***** RECORDS SHOWN

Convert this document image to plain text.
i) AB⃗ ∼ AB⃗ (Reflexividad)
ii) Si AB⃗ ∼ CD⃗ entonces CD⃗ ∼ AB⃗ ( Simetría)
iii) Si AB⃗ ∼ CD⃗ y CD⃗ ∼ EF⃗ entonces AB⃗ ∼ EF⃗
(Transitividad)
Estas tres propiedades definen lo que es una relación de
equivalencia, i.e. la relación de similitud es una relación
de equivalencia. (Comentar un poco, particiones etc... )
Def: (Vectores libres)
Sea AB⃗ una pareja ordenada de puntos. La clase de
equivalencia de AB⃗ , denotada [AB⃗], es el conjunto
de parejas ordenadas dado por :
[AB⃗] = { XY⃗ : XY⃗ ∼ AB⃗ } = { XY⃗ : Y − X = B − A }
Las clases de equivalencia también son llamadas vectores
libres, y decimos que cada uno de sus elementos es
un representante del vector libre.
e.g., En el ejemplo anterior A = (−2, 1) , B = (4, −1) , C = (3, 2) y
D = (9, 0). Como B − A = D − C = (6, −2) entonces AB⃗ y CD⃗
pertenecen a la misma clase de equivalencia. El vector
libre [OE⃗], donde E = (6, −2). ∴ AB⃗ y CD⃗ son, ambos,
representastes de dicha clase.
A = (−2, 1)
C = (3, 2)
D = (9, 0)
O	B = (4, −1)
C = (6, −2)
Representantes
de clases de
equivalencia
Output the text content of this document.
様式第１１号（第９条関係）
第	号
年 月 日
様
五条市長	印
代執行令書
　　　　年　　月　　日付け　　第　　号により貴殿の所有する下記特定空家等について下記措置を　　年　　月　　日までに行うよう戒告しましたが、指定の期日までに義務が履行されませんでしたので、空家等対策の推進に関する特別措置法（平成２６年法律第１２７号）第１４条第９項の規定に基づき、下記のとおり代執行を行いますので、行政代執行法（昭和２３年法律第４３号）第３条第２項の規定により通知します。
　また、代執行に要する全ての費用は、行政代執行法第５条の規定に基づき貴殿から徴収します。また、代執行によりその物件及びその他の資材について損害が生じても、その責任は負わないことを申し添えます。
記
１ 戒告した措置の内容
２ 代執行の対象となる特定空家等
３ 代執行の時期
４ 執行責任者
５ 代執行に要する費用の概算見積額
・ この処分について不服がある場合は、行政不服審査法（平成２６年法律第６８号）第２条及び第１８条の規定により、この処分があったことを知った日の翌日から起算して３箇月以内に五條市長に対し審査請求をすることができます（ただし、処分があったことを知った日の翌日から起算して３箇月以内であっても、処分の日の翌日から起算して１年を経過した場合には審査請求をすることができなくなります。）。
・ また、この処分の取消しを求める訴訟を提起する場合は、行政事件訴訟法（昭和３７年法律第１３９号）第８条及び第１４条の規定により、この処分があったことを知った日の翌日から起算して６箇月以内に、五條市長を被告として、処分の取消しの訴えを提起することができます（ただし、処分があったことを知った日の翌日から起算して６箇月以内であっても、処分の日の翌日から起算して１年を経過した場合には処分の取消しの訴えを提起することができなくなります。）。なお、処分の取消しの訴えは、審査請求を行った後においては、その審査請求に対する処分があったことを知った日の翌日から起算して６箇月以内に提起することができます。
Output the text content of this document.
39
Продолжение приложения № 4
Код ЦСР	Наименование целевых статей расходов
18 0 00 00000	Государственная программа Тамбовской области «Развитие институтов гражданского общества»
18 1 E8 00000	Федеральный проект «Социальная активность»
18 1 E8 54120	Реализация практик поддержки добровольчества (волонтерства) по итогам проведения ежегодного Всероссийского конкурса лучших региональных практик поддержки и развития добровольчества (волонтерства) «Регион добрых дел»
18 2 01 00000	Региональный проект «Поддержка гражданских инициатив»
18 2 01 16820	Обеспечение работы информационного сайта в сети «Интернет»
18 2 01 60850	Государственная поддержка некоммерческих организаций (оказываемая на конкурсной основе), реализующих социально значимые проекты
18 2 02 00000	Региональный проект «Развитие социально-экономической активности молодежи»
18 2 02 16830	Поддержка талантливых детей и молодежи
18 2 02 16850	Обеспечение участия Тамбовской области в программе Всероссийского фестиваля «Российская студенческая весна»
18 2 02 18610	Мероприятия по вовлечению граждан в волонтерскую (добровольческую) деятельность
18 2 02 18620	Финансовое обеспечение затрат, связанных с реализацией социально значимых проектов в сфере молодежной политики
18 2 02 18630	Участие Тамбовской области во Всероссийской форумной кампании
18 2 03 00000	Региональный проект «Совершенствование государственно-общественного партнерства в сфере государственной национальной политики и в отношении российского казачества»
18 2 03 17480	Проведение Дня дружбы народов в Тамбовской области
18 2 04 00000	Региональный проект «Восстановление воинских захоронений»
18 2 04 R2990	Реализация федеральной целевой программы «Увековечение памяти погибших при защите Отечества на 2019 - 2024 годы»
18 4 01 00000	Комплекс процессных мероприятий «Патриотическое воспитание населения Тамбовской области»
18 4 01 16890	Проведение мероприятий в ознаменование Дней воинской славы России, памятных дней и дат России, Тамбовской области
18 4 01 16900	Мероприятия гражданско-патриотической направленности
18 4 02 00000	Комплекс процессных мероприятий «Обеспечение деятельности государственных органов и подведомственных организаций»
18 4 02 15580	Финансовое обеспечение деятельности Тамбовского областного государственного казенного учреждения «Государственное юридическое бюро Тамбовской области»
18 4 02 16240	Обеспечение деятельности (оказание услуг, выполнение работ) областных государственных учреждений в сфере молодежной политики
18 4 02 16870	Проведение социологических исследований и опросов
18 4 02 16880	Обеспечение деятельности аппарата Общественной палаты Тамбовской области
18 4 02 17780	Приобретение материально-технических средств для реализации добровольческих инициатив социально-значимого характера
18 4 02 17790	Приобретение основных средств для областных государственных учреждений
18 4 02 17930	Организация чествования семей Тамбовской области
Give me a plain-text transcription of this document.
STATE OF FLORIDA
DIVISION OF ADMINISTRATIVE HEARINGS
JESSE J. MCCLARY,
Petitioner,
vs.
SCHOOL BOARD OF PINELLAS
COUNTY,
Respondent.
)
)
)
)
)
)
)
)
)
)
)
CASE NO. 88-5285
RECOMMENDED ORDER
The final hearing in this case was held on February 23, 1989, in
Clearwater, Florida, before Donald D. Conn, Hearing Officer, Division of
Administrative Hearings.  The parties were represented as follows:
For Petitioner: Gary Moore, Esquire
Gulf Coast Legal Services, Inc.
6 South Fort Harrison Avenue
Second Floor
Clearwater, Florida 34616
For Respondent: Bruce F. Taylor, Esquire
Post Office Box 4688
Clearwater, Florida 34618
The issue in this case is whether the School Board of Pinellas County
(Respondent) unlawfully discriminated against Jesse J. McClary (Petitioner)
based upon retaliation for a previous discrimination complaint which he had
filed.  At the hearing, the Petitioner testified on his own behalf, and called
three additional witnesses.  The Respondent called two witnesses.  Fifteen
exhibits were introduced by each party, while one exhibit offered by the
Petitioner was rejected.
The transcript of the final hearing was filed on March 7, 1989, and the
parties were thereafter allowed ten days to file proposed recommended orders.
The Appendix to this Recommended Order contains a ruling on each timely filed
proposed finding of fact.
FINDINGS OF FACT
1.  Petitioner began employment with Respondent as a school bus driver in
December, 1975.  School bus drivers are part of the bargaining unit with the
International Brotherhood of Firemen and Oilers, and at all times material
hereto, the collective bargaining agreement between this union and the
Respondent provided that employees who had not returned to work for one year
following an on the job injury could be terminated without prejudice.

**********

> **DIRECTION**:
All of the entries must be written out exactly as they stand.

> **FULL SOLUTION**:
Convert this document image to plain text.
i) AB⃗ ∼ AB⃗ (Reflexividad)
ii) Si AB⃗ ∼ CD⃗ entonces CD⃗ ∼ AB⃗ ( Simetría)
iii) Si AB⃗ ∼ CD⃗ y CD⃗ ∼ EF⃗ entonces AB⃗ ∼ EF⃗
(Transitividad)
Estas tres propiedades definen lo que es una relación de
equivalencia, i.e. la relación de similitud es una relación
de equivalencia. (Comentar un poco, particiones etc... )
Def: (Vectores libres)
Sea AB⃗ una pareja ordenada de puntos. La clase de
equivalencia de AB⃗ , denotada [AB⃗], es el conjunto
de parejas ordenadas dado por :
[AB⃗] = { XY⃗ : XY⃗ ∼ AB⃗ } = { XY⃗ : Y − X = B − A }
Las clases de equivalencia también son llamadas vectores
libres, y decimos que cada uno de sus elementos es
un representante del vector libre.
e.g., En el ejemplo anterior A = (−2, 1) , B = (4, −1) , C = (3, 2) y
D = (9, 0). Como B − A = D − C = (6, −2) entonces AB⃗ y CD⃗
pertenecen a la misma clase de equivalencia. El vector
libre [OE⃗], donde E = (6, −2). ∴ AB⃗ y CD⃗ son, ambos,
representastes de dicha clase.
A = (−2, 1)
C = (3, 2)
D = (9, 0)
O	B = (4, −1)
C = (6, −2)
Representantes
de clases de
equivalencia
Output the text content of this document.
様式第１１号（第９条関係）
第	号
年 月 日
様
五条市長	印
代執行令書
　　　　年　　月　　日付け　　第　　号により貴殿の所有する下記特定空家等について下記措置を　　年　　月　　日までに行うよう戒告しましたが、指定の期日までに義務が履行されませんでしたので、空家等対策の推進に関する特別措置法（平成２６年法律第１２７号）第１４条第９項の規定に基づき、下記のとおり代執行を行いますので、行政代執行法（昭和２３年法律第４３号）第３条第２項の規定により通知します。
　また、代執行に要する全ての費用は、行政代執行法第５条の規定に基づき貴殿から徴収します。また、代執行によりその物件及びその他の資材について損害が生じても、その責任は負わないことを申し添えます。
記
１ 戒告した措置の内容
２ 代執行の対象となる特定空家等
３ 代執行の時期
４ 執行責任者
５ 代執行に要する費用の概算見積額
・ この処分について不服がある場合は、行政不服審査法（平成２６年法律第６８号）第２条及び第１８条の規定により、この処分があったことを知った日の翌日から起算して３箇月以内に五條市長に対し審査請求をすることができます（ただし、処分があったことを知った日の翌日から起算して３箇月以内であっても、処分の日の翌日から起算して１年を経過した場合には審査請求をすることができなくなります。）。
・ また、この処分の取消しを求める訴訟を提起する場合は、行政事件訴訟法（昭和３７年法律第１３９号）第８条及び第１４条の規定により、この処分があったことを知った日の翌日から起算して６箇月以内に、五條市長を被告として、処分の取消しの訴えを提起することができます（ただし、処分があったことを知った日の翌日から起算して６箇月以内であっても、処分の日の翌日から起算して１年を経過した場合には処分の取消しの訴えを提起することができなくなります。）。なお、処分の取消しの訴えは、審査請求を行った後においては、その審査請求に対する処分があったことを知った日の翌日から起算して６箇月以内に提起することができます。
Output the text content of this document.
39
Продолжение приложения № 4
Код ЦСР	Наименование целевых статей расходов
18 0 00 00000	Государственная программа Тамбовской области «Развитие институтов гражданского общества»
18 1 E8 00000	Федеральный проект «Социальная активность»
18 1 E8 54120	Реализация практик поддержки добровольчества (волонтерства) по итогам проведения ежегодного Всероссийского конкурса лучших региональных практик поддержки и развития добровольчества (волонтерства) «Регион добрых дел»
18 2 01 00000	Региональный проект «Поддержка гражданских инициатив»
18 2 01 16820	Обеспечение работы информационного сайта в сети «Интернет»
18 2 01 60850	Государственная поддержка некоммерческих организаций (оказываемая на конкурсной основе), реализующих социально значимые проекты
18 2 02 00000	Региональный проект «Развитие социально-экономической активности молодежи»
18 2 02 16830	Поддержка талантливых детей и молодежи
18 2 02 16850	Обеспечение участия Тамбовской области в программе Всероссийского фестиваля «Российская студенческая весна»
18 2 02 18610	Мероприятия по вовлечению граждан в волонтерскую (добровольческую) деятельность
18 2 02 18620	Финансовое обеспечение затрат, связанных с реализацией социально значимых проектов в сфере молодежной политики
18 2 02 18630	Участие Тамбовской области во Всероссийской форумной кампании
18 2 03 00000	Региональный проект «Совершенствование государственно-общественного партнерства в сфере государственной национальной политики и в отношении российского казачества»
18 2 03 17480	Проведение Дня дружбы народов в Тамбовской области
18 2 04 00000	Региональный проект «Восстановление воинских захоронений»
18 2 04 R2990	Реализация федеральной целевой программы «Увековечение памяти погибших при защите Отечества на 2019 - 2024 годы»
18 4 01 00000	Комплекс процессных мероприятий «Патриотическое воспитание населения Тамбовской области»
18 4 01 16890	Проведение мероприятий в ознаменование Дней воинской славы России, памятных дней и дат России, Тамбовской области
18 4 01 16900	Мероприятия гражданско-патриотической направленности
18 4 02 00000	Комплекс процессных мероприятий «Обеспечение деятельности государственных органов и подведомственных организаций»
18 4 02 15580	Финансовое обеспечение деятельности Тамбовского областного государственного казенного учреждения «Государственное юридическое бюро Тамбовской области»
18 4 02 16240	Обеспечение деятельности (оказание услуг, выполнение работ) областных государственных учреждений в сфере молодежной политики
18 4 02 16870	Проведение социологических исследований и опросов
18 4 02 16880	Обеспечение деятельности аппарата Общественной палаты Тамбовской области
18 4 02 17780	Приобретение материально-технических средств для реализации добровольческих инициатив социально-значимого характера
18 4 02 17790	Приобретение основных средств для областных государственных учреждений
18 4 02 17930	Организация чествования семей Тамбовской области
Give me a plain-text transcription of this document.
STATE OF FLORIDA
DIVISION OF ADMINISTRATIVE HEARINGS
JESSE J. MCCLARY,
Petitioner,
vs.
SCHOOL BOARD OF PINELLAS
COUNTY,
Respondent.
)
)
)
)
)
)
)
)
)
)
)
CASE NO. 88-5285
RECOMMENDED ORDER
The final hearing in this case was held on February 23, 1989, in
Clearwater, Florida, before Donald D. Conn, Hearing Officer, Division of
Administrative Hearings.  The parties were represented as follows:
For Petitioner: Gary Moore, Esquire
Gulf Coast Legal Services, Inc.
6 South Fort Harrison Avenue
Second Floor
Clearwater, Florida 34616
For Respondent: Bruce F. Taylor, Esquire
Post Office Box 4688
Clearwater, Florida 34618
The issue in this case is whether the School Board of Pinellas County
(Respondent) unlawfully discriminated against Jesse J. McClary (Petitioner)
based upon retaliation for a previous discrimination complaint which he had
filed.  At the hearing, the Petitioner testified on his own behalf, and called
three additional witnesses.  The Respondent called two witnesses.  Fifteen
exhibits were introduced by each party, while one exhibit offered by the
Petitioner was rejected.
The transcript of the final hearing was filed on March 7, 1989, and the
parties were thereafter allowed ten days to file proposed recommended orders.
The Appendix to this Recommended Order contains a ruling on each timely filed
proposed finding of fact.
FINDINGS OF FACT
1.  Petitioner began employment with Respondent as a school bus driver in
December, 1975.  School bus drivers are part of the bargaining unit with the
International Brotherhood of Firemen and Oilers, and at all times material
hereto, the collective bargaining agreement between this union and the
Respondent provided that employees who had not returned to work for one year
following an on the job injury could be terminated without prejudice.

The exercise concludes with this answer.